Copy out every line of the records where the string "Siegesfest" occurs.

##### RECORDS TO PROCESS #####

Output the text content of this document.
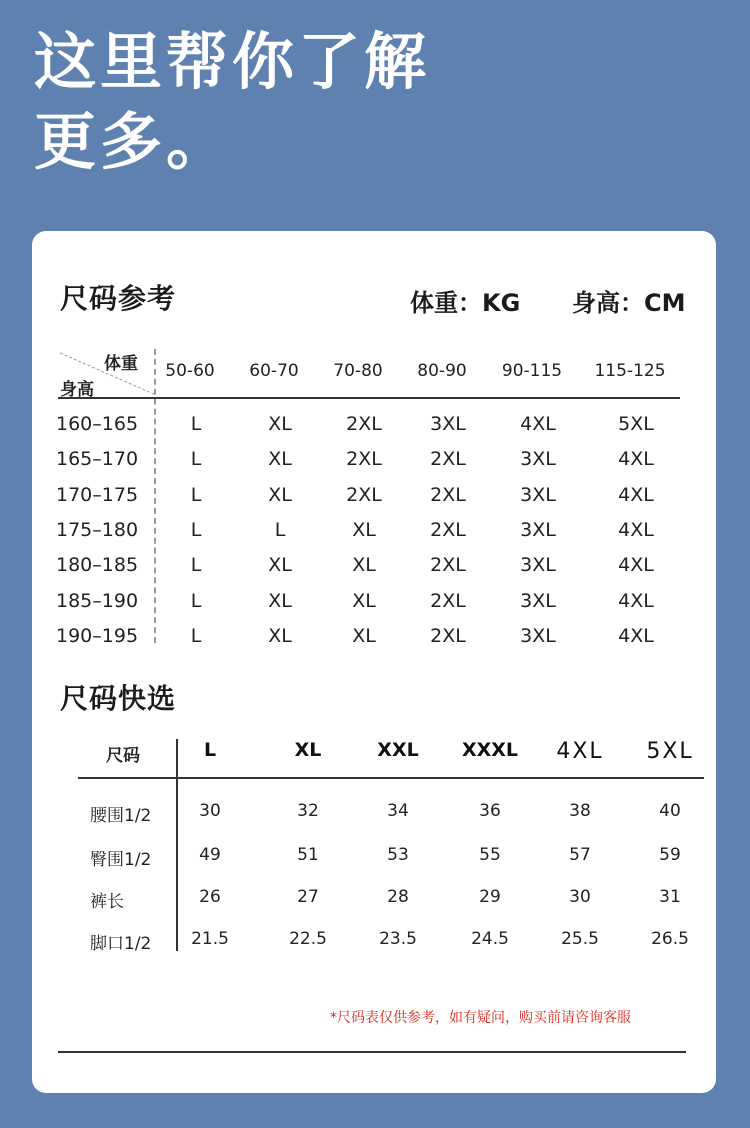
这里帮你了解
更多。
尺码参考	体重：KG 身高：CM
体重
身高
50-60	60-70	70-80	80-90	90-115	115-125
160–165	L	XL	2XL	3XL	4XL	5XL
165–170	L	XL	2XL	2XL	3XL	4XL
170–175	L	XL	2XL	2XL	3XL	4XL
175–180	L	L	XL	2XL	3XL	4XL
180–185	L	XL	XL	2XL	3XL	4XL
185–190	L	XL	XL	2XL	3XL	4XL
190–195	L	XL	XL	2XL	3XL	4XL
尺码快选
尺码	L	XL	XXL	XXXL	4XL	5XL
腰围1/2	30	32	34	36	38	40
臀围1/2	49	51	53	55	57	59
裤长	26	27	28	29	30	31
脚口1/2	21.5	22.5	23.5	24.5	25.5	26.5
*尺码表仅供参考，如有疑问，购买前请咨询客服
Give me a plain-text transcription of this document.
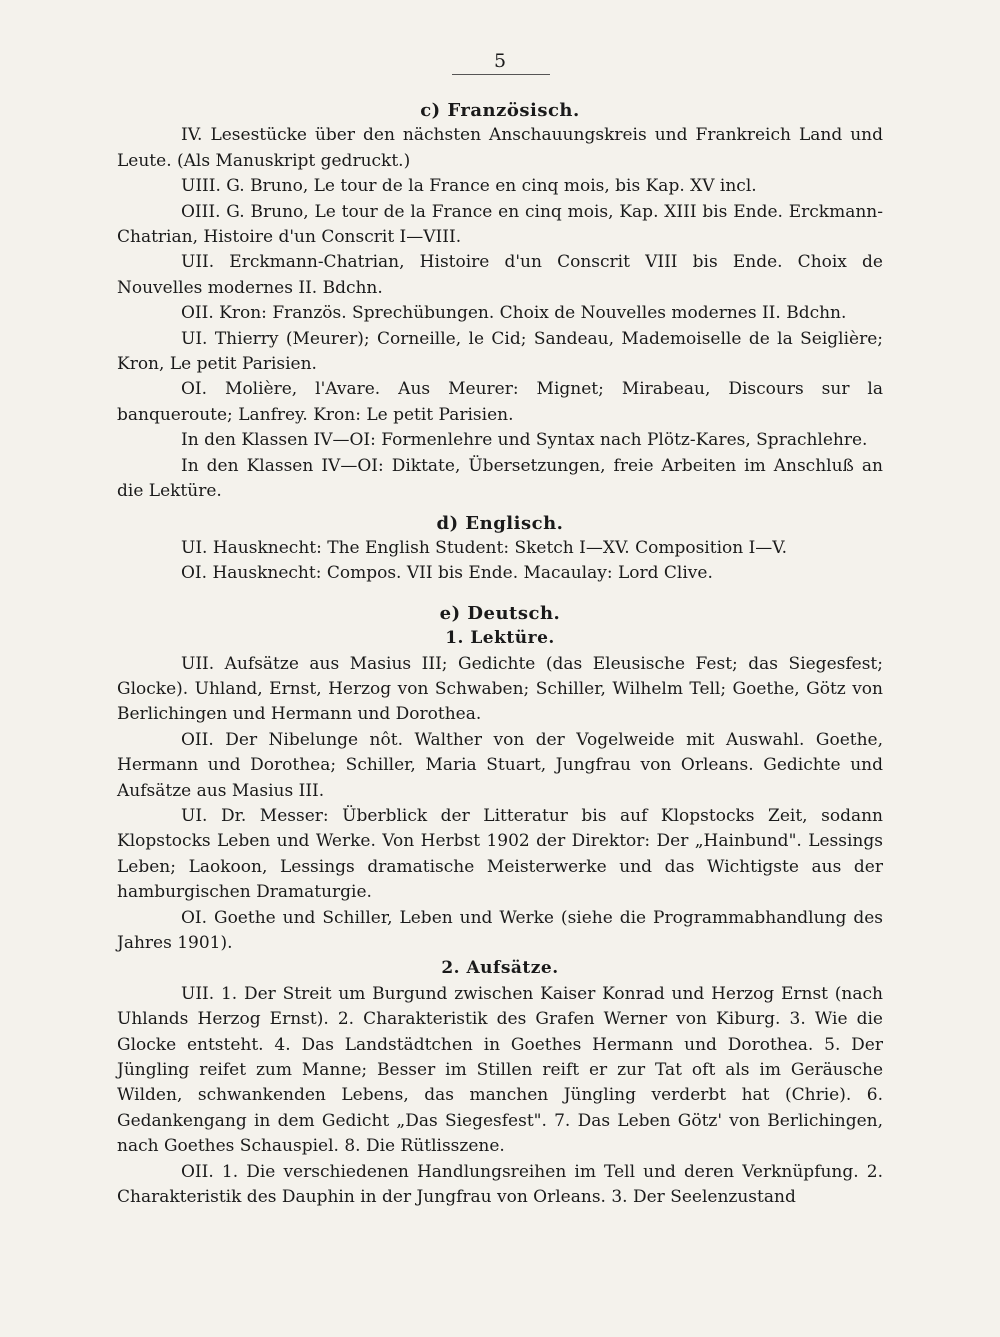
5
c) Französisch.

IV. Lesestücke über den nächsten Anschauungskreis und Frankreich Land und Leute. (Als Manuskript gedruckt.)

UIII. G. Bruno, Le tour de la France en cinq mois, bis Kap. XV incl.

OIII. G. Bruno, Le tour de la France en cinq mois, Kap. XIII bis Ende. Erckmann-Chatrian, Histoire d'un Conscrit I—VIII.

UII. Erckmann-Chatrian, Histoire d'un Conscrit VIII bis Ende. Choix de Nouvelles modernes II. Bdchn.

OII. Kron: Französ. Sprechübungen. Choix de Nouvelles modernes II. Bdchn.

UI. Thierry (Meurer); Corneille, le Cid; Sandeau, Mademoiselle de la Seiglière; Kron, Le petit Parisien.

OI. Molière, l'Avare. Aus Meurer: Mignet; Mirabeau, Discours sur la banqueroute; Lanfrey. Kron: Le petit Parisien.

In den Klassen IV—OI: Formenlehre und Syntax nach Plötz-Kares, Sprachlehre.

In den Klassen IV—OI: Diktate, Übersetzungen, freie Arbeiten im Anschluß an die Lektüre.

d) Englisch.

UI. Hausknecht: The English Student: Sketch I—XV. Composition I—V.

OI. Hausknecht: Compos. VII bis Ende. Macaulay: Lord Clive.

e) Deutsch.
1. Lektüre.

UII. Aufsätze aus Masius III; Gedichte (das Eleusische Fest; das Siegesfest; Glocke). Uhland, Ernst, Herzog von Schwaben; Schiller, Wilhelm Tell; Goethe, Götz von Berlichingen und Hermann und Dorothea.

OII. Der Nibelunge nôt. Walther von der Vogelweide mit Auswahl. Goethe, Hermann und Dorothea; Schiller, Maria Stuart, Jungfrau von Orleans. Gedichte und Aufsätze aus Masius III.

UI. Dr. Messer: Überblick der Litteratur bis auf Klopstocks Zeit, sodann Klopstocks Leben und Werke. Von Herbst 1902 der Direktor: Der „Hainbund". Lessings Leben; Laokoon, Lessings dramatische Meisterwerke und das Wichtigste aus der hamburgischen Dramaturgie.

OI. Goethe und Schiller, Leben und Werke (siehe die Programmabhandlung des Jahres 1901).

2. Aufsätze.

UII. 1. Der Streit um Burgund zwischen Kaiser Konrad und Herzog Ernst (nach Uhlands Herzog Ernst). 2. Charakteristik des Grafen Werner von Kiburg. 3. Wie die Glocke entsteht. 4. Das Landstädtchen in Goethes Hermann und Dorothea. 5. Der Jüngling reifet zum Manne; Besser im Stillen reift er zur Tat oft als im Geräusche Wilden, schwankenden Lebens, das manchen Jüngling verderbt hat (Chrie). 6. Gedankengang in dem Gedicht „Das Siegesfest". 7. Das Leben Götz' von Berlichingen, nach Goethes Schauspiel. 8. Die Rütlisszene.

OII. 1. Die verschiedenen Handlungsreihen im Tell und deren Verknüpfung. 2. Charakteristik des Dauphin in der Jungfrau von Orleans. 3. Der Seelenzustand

#####

## FINAL ANSWER
UII. Aufsätze aus Masius III; Gedichte (das Eleusische Fest; das Siegesfest; Glocke). Uhland, Ernst, Herzog von Schwaben; Schiller, Wilhelm Tell; Goethe, Götz von Berlichingen und Hermann und Dorothea.
UII. 1. Der Streit um Burgund zwischen Kaiser Konrad und Herzog Ernst (nach Uhlands Herzog Ernst). 2. Charakteristik des Grafen Werner von Kiburg. 3. Wie die Glocke entsteht. 4. Das Landstädtchen in Goethes Hermann und Dorothea. 5. Der Jüngling reifet zum Manne; Besser im Stillen reift er zur Tat oft als im Geräusche Wilden, schwankenden Lebens, das manchen Jüngling verderbt hat (Chrie). 6. Gedankengang in dem Gedicht „Das Siegesfest". 7. Das Leben Götz' von Berlichingen, nach Goethes Schauspiel. 8. Die Rütlisszene.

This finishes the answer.